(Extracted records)
****************************************

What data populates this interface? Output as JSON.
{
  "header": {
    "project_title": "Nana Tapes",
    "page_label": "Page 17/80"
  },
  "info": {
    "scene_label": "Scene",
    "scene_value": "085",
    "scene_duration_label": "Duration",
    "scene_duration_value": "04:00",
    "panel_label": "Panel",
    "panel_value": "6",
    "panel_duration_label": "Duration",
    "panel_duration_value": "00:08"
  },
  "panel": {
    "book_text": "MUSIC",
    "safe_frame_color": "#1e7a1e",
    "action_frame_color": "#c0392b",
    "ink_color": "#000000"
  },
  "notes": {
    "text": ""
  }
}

****************************************

Without omitting anything, output the entries exactly.

What data populates this interface? Output as JSON.
{
  "header": {
    "project_title": "Nana Tapes",
    "page_label": "Page 17/80"
  },
  "info": {
    "scene_label": "Scene",
    "scene_value": "085",
    "scene_duration_label": "Duration",
    "scene_duration_value": "04:00",
    "panel_label": "Panel",
    "panel_value": "6",
    "panel_duration_label": "Duration",
    "panel_duration_value": "00:08"
  },
  "panel": {
    "book_text": "MUSIC",
    "safe_frame_color": "#1e7a1e",
    "action_frame_color": "#c0392b",
    "ink_color": "#000000"
  },
  "notes": {
    "text": ""
  }
}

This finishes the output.